Textblock
# Zweitklasse für Kundschafter



## Intrepit (19. Februar 2009)

Welche Zweitklasse habt ihr für euren Kundschafter?

Derzeit zeichnet sich ja ein Trend zu Ranger/Rouge und Ranger/Priest ab. Ich selbst spiele Ranger/Rouge,  was eine ordentliche DD-Kombo ist.


----------



## TheEwanie (21. Februar 2009)

Intrepit schrieb:


> Welche Zweitklasse habt ihr für euren Kundschafter?
> 
> Derzeit zeichnet sich ja ein Trend zu Ranger/Rouge und Ranger/Priest ab. Ich selbst spiele Ranger/Rouge,  was eine ordentliche DD-Kombo ist.


Ich spiel zwar keinen kundschafter würde aber kundschafter/krieger nehmen


----------



## ChiisanaAkuma (23. Februar 2009)

also ich habe als main krieger und als nebenklasse den Kundschafter 
noch nicht all zu hoch aber bis jetzt echt nice
man kann schon im vorfeld gut schaden machen und dann einfach nur noch rest geben 
oder halt gut fernkampf und mit ein paar kriegerfertigkeiten den nahkampf stark aufwerten 

aber vorallem das pullen ist dadurchh wesentlich einfacher XD


----------



## Beutelratte (24. Februar 2009)

mal ne Frage dazu bringts Kundschafter-Mage auch als dd- combo weil man als mage die beiden sehr starken sec-fähigkeiten Feuerball und Blitzschlag hat

oder is Kundschafter-Priest sinnvoller als supporter ?


----------



## Rorret (25. Februar 2009)

also rouge hat meine zweitklasse ned aufgelegt - find ich persönlich zu nuttig, aber nen rogue als second is sicher ned verkehrt! als fernkämpfer den mob ranpullen und als nahkämpfer dann down kloppen....
mein second des kundis ist nen krieger - der kommt bei gleichleveligen mobs meistens garned zum zug, da der kundi die im fernkampf schon getötet hat.... 


			Dieser Inhalt steht nur eingeloggten Mitgliedern zur Verfügung.

Ausgangsmaterial
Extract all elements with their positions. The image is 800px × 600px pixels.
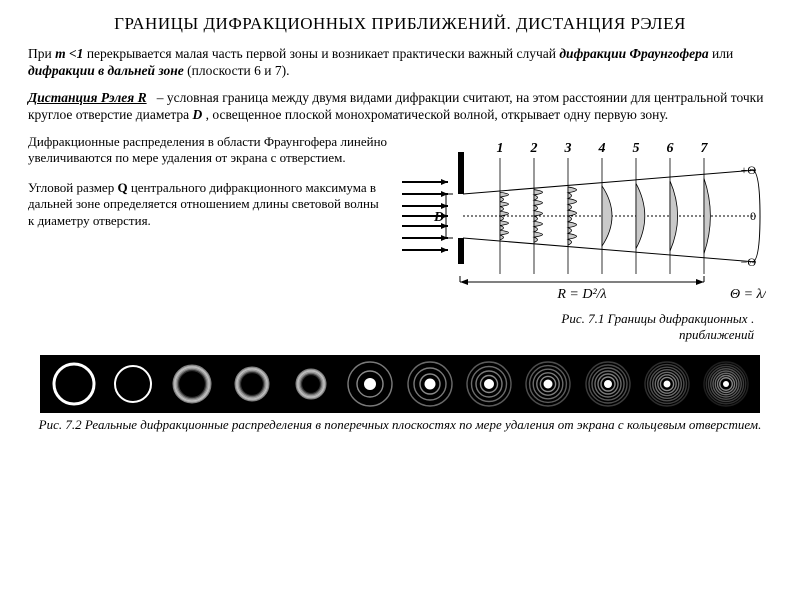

Zu erledigende Aufgaben
• a. Gib aus dem Forenthread zur Kundschafter-Zweitklasse den Abschnitt von "also rouge hat" bis "dann down kloppen...." wortgetreu wieder.
• b. Nenne alle Benutzernamen, unter denen im Forenthread zur Kundschafter-Zweitklasse Beiträge stehen.
• c. Schreib den Forenthread zur Kundschafter-Zweitklasse im Anschluss an seinen letzten Beitrag weiter.
Das Material steht in keinem Zusammenhang mit dem Forenthread zur Kundschafter-Zweitklasse.

Gelöste Aufgaben
• a.
also rouge hat meine zweitklasse ned aufgelegt - find ich persönlich zu nuttig, aber nen rogue als second is sicher ned verkehrt! als fernkämpfer den mob ranpullen und als nahkämpfer dann down kloppen....

• b. Intrepit, TheEwanie, ChiisanaAkuma, Beutelratte, Rorret

• c.
----------



## Zorander (25. Februar 2009)

Kundi / schurke für pvp und pve meiner meinung nach die beste Kombo 


			Dieser Inhalt steht nur eingeloggten Mitgliedern zur Verfügung.


----------



## Voodoo1979 (26. Februar 2009)

Ich spiele einen Kundiger/Schurke und bin zufrieden.
Er spielt sich sehr ausgeglichen und die Fertigkeiten ergänzen sich meiner Meinung nach gut.

Mit den richtigen Fertigkeiten aus der Ferne angreifen, verlangsamen und Wunden verursachen sollte das nicht reichen mit den Schurken-Fertigkeiten weitere Wunden verursachen, still und heimlich in Sicherheit bringen und weiter aus der Ferne beharken, war bis jetzt oft genug eine gute Strategie ohne Heilung zu benötigen.



Meine Freundin spielt Kundiger/Krieger, hat auch was ... die Combo fürs Grobe.


----------



## Tardok (6. März 2009)

Die große Frage nach einer guten Nebenklasse... Im PvP sicherlich sinnvoll einen Priester zu nehmen, aber PvE rockt das ma gar nicht^^
Ich habe mich auch für rouge entschieden, macht guten dmg und hat  den großen vorteil von 2 waffen, die man tragen kann. 
Bin mit der wahl allerdings nicht 100% zufrieden, dmg output is ok, allerdings spile ich auf nem PvP esrver und es hat sich bewiesen, dass spieler mit priestern als second class, weitaus stärker sind, wie alle anderen.
Eine Richtige Entscheidung zu treffen is schwer, die anderen Combos sicherlich auch nicht schlecht, aber mit Priest/Rouge als second fährt man auf jeden Fall immer ganz gut  


			Dieser Inhalt steht nur eingeloggten Mitgliedern zur Verfügung.


----------



## Fließendes Blut (7. März 2009)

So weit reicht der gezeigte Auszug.